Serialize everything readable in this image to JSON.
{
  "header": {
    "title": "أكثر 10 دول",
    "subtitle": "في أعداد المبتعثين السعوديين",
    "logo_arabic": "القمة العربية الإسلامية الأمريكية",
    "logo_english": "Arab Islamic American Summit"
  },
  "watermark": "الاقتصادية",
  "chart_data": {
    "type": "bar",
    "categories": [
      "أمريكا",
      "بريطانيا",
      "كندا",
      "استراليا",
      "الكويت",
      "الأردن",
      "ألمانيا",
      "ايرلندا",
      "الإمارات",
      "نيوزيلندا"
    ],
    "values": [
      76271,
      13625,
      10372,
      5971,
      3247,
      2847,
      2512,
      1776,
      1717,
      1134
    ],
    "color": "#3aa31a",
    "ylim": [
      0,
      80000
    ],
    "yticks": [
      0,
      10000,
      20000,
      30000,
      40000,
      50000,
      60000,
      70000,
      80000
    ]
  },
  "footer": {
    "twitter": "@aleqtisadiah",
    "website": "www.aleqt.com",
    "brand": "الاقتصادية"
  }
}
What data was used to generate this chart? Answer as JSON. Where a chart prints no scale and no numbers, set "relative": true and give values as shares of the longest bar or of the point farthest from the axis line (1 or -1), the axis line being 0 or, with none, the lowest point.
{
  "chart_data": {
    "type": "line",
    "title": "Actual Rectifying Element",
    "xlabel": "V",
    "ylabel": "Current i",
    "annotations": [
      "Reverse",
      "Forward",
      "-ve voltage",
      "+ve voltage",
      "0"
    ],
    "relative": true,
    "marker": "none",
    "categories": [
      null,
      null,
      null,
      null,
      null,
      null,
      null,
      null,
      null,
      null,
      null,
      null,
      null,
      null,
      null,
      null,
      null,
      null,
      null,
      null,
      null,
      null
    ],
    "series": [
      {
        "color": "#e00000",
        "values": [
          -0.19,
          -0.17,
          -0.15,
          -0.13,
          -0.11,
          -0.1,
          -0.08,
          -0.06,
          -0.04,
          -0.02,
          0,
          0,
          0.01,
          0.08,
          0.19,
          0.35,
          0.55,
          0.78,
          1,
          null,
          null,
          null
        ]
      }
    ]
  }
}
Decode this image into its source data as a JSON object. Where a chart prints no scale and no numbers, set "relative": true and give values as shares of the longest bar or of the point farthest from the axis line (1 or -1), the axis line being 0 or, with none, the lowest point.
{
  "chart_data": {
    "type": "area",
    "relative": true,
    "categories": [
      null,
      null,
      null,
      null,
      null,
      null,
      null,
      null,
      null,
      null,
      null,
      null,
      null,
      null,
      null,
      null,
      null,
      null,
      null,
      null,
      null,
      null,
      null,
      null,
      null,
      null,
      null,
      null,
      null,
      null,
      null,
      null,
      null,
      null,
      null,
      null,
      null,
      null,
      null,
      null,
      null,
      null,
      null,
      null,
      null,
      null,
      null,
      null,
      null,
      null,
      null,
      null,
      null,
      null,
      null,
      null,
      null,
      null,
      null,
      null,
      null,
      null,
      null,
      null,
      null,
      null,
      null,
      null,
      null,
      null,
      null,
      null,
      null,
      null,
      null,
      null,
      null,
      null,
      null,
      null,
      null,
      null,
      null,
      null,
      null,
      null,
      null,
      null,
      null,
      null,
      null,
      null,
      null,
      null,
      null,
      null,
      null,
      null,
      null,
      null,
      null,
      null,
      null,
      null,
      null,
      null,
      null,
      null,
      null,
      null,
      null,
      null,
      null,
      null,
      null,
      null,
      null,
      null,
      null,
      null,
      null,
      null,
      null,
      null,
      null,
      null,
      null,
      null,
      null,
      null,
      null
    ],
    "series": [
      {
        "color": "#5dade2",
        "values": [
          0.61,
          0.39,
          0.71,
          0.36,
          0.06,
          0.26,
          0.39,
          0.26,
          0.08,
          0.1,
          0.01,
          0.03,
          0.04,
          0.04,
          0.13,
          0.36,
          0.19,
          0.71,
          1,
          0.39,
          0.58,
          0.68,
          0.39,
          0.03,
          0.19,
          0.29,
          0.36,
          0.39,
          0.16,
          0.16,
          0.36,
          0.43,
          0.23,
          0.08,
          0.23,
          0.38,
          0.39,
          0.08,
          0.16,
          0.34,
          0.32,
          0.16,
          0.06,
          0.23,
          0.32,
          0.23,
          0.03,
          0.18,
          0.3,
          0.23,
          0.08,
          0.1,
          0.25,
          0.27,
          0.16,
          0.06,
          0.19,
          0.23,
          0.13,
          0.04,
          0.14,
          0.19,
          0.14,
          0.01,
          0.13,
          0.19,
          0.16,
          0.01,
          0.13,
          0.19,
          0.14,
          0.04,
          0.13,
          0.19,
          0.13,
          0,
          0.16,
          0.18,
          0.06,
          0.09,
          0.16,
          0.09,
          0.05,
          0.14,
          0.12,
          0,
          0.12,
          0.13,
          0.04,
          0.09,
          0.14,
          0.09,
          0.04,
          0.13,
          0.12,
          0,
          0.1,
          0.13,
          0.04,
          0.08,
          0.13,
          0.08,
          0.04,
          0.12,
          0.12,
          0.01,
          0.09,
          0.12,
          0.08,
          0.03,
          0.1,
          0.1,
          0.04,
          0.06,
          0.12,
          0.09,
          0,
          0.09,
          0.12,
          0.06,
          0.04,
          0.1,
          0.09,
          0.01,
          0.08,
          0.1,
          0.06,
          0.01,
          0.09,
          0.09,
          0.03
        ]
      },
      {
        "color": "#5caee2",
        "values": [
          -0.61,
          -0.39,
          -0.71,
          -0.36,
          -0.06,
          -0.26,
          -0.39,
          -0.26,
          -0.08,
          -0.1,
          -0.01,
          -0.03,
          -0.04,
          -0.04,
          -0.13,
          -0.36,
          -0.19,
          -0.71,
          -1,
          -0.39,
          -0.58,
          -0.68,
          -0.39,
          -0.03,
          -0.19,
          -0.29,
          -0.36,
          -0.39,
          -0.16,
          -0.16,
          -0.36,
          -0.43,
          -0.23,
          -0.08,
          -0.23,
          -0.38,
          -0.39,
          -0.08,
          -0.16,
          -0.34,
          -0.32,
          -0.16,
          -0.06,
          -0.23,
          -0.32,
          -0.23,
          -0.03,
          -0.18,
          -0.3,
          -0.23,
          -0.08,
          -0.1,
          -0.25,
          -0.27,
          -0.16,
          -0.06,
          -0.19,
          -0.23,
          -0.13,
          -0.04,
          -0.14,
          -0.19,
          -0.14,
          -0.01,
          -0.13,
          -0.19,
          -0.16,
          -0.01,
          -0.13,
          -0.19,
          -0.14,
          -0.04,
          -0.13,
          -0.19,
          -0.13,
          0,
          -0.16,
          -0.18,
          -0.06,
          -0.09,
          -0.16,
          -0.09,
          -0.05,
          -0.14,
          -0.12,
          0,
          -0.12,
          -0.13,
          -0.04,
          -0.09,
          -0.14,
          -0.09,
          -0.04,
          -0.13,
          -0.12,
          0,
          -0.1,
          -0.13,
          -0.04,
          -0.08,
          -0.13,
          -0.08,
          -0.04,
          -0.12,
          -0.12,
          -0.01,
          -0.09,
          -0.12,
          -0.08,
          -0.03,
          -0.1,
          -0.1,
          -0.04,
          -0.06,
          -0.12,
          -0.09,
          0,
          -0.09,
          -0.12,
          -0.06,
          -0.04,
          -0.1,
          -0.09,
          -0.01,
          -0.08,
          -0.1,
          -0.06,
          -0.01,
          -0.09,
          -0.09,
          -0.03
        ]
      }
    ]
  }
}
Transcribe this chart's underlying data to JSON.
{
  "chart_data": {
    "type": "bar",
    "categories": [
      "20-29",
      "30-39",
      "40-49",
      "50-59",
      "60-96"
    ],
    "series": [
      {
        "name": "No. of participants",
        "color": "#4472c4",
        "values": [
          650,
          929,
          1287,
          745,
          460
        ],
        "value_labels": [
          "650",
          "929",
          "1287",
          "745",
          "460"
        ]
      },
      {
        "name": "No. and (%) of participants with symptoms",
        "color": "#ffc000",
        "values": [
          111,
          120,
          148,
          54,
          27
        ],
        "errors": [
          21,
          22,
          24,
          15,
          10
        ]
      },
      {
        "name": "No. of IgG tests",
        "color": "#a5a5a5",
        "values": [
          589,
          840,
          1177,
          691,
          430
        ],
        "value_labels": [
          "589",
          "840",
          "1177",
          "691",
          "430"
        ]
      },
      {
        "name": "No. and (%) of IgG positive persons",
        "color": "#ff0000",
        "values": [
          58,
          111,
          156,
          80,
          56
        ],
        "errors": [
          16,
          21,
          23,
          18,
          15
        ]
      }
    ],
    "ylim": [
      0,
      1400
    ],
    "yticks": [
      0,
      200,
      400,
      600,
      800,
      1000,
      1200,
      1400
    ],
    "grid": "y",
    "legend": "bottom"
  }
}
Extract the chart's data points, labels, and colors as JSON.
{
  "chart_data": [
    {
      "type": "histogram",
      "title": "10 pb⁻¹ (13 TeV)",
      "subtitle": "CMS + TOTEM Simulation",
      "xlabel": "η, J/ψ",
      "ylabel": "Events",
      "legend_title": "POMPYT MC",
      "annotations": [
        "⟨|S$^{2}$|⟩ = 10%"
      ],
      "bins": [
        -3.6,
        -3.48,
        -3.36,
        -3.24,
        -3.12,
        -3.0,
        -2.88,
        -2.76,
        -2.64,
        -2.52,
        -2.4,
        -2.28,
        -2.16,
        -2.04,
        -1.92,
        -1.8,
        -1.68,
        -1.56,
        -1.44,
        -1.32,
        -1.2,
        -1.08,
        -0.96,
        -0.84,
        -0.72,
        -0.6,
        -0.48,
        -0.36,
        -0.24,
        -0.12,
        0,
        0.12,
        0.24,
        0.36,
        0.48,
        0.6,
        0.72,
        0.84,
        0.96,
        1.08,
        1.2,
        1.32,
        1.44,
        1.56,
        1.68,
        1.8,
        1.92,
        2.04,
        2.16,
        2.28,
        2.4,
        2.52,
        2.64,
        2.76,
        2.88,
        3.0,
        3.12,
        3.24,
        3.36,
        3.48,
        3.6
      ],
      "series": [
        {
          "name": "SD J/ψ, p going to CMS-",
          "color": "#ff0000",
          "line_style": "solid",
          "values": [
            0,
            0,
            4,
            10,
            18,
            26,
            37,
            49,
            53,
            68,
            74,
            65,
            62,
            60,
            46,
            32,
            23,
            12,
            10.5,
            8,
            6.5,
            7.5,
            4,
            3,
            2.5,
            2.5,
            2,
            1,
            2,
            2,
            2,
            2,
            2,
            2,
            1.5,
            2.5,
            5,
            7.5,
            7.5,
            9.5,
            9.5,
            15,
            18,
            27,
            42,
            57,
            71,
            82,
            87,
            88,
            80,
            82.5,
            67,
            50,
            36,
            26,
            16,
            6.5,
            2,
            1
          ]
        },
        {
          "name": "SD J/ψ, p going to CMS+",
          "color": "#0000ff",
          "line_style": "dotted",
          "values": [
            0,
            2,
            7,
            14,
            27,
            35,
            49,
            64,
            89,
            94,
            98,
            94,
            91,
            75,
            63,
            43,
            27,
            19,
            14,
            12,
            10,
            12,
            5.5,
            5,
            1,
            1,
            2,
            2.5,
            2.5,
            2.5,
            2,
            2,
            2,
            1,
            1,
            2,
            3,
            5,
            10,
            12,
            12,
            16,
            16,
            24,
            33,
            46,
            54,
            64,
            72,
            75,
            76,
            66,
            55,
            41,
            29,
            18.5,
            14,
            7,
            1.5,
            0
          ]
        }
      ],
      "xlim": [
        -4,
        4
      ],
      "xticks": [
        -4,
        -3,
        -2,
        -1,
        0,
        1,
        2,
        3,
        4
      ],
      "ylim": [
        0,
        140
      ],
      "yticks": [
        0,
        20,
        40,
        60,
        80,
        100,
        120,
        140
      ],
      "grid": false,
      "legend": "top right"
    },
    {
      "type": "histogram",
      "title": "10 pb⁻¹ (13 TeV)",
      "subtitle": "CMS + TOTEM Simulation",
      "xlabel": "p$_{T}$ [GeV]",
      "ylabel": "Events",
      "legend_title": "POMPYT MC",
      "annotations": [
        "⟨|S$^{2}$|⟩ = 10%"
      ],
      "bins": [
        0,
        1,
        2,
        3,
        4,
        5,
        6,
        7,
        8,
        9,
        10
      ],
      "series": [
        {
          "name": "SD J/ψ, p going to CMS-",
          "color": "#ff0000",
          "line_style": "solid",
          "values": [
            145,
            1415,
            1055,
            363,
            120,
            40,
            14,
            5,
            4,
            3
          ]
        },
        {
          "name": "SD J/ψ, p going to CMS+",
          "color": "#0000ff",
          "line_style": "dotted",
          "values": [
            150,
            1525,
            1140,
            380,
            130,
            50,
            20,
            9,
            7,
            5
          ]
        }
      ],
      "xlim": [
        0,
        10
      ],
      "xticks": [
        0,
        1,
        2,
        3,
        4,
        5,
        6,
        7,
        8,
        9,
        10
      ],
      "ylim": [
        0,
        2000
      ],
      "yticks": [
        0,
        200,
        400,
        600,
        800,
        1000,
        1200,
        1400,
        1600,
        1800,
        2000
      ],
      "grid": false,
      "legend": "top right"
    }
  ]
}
________________
» Aim of the task:
Select and copy every line of the material that holds the string "JSON".

» Solution to the problem:
Serialize everything readable in this image to JSON.
What data was used to generate this chart? Answer as JSON. Where a chart prints no scale and no numbers, set "relative": true and give values as shares of the longest bar or of the point farthest from the axis line (1 or -1), the axis line being 0 or, with none, the lowest point.
Decode this image into its source data as a JSON object. Where a chart prints no scale and no numbers, set "relative": true and give values as shares of the longest bar or of the point farthest from the axis line (1 or -1), the axis line being 0 or, with none, the lowest point.
Transcribe this chart's underlying data to JSON.
Extract the chart's data points, labels, and colors as JSON.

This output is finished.